WHAT NEEDS TO BE DONE:
Look over the lines below. Report each one that includes the string "this".

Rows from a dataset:
○ ○ ○ ○ ○ ○ ○

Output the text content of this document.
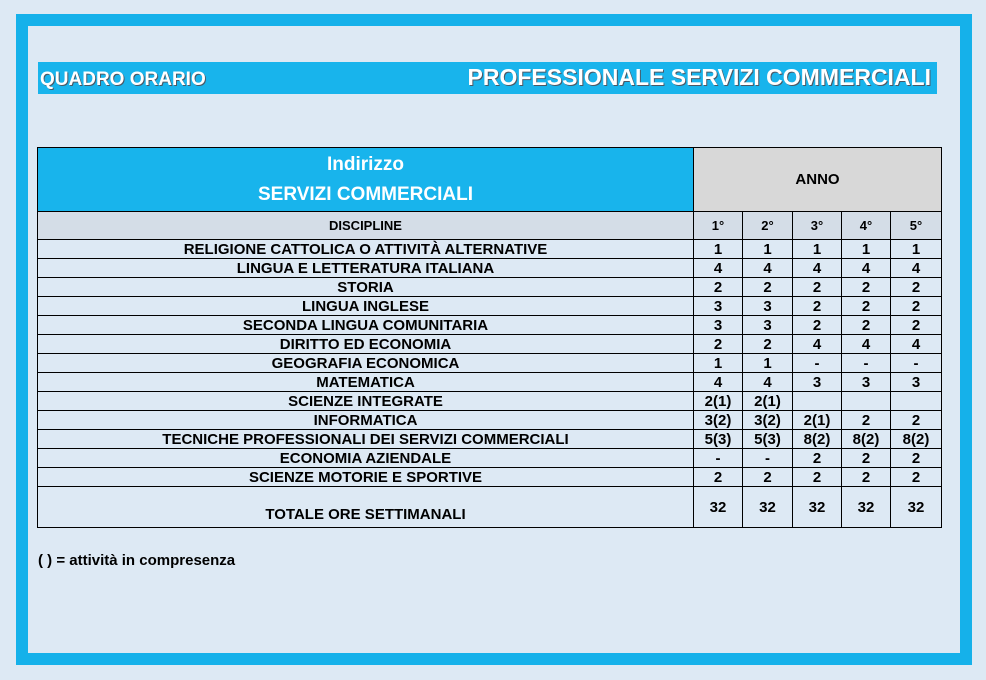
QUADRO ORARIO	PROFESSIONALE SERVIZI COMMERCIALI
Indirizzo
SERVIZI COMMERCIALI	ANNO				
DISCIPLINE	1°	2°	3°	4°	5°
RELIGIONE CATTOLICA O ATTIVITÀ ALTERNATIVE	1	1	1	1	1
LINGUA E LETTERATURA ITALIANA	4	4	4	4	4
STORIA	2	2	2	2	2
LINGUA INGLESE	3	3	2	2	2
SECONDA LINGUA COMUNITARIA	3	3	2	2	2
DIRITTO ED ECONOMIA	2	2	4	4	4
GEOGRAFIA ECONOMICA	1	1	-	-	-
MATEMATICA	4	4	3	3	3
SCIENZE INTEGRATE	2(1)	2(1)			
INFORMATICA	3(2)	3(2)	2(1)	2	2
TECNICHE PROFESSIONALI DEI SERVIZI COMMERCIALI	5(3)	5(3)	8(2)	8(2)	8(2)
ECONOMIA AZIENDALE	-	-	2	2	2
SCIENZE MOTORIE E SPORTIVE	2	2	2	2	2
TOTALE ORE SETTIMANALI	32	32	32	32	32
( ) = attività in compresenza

○ ○ ○ ○ ○ ○ ○

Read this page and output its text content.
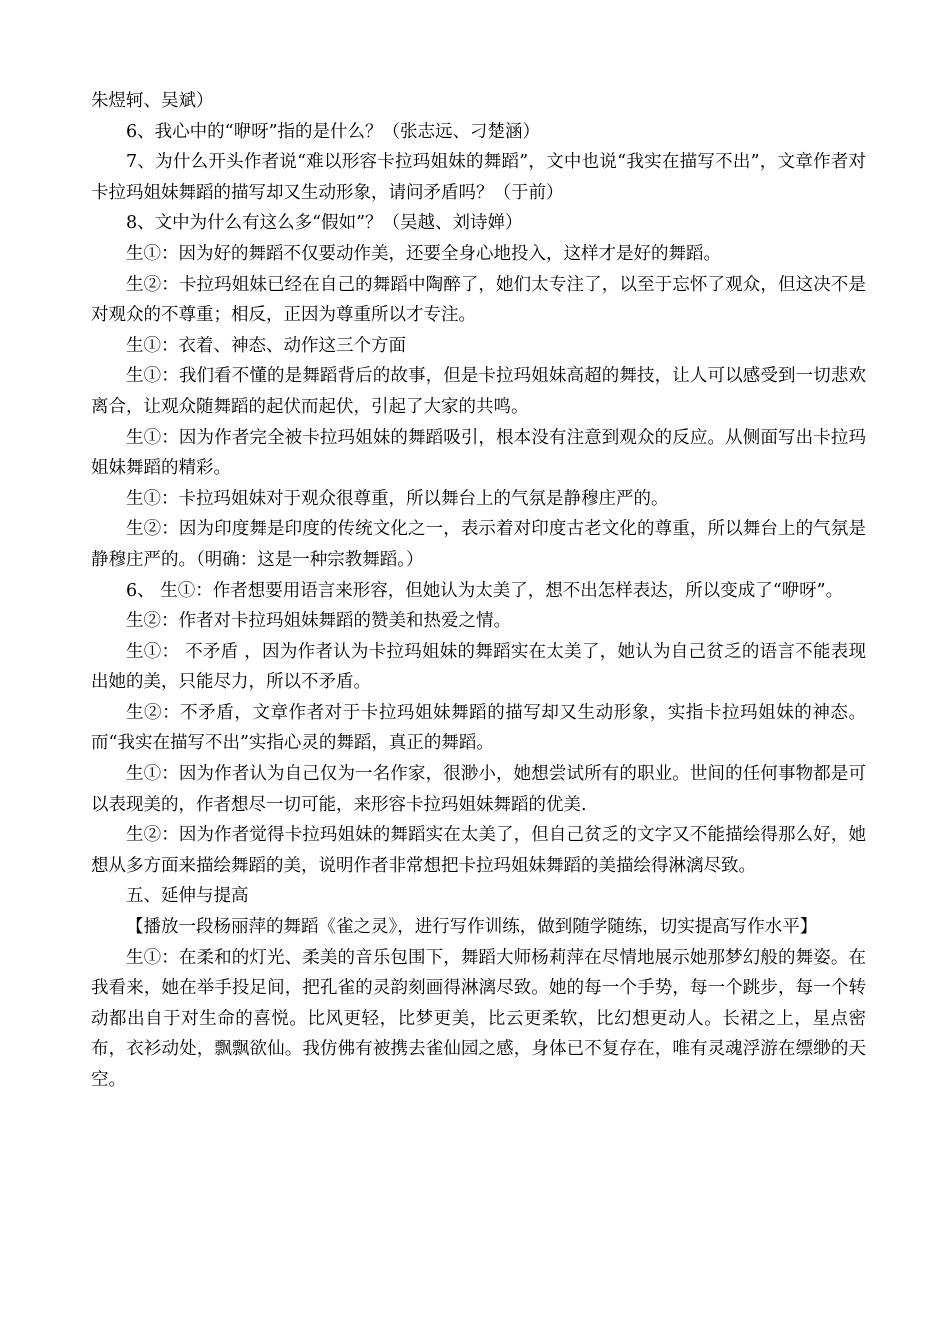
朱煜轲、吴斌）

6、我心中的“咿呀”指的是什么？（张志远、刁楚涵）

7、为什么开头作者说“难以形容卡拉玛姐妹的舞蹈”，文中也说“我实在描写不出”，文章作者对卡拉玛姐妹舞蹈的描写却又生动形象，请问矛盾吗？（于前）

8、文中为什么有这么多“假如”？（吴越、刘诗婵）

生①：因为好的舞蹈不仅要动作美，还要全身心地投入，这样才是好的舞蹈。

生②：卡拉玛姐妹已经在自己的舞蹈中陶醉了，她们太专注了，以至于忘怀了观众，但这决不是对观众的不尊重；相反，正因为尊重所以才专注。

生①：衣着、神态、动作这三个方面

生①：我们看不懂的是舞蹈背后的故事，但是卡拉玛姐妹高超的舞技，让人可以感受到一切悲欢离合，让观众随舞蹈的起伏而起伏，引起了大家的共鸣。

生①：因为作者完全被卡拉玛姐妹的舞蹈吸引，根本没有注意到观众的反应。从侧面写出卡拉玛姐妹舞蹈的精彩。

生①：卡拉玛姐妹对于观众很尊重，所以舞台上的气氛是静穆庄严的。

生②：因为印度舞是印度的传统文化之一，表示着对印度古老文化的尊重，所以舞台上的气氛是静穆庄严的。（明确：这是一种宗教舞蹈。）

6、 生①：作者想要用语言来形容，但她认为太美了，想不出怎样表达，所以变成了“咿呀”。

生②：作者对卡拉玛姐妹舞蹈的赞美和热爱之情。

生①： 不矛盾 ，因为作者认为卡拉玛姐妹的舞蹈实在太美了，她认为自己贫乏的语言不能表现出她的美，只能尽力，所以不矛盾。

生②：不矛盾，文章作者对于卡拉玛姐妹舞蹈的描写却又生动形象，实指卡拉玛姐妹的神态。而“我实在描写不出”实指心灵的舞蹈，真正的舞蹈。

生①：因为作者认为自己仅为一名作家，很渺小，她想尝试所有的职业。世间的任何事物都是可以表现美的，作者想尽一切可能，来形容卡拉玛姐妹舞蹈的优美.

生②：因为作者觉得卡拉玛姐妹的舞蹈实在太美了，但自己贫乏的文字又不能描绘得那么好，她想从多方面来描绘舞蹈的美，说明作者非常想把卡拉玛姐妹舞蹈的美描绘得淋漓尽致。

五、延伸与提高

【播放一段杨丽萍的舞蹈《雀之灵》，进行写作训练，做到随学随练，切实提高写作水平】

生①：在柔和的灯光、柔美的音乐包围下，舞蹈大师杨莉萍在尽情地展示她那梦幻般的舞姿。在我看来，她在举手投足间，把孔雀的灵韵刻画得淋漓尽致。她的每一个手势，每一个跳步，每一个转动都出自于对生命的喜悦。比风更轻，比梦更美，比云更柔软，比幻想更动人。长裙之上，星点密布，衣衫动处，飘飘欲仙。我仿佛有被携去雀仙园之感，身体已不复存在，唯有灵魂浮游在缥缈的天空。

○ ○ ○ ○ ○ ○ ○

TASK OUTPUT:
Output the text content of this document.
Read this page and output its text content.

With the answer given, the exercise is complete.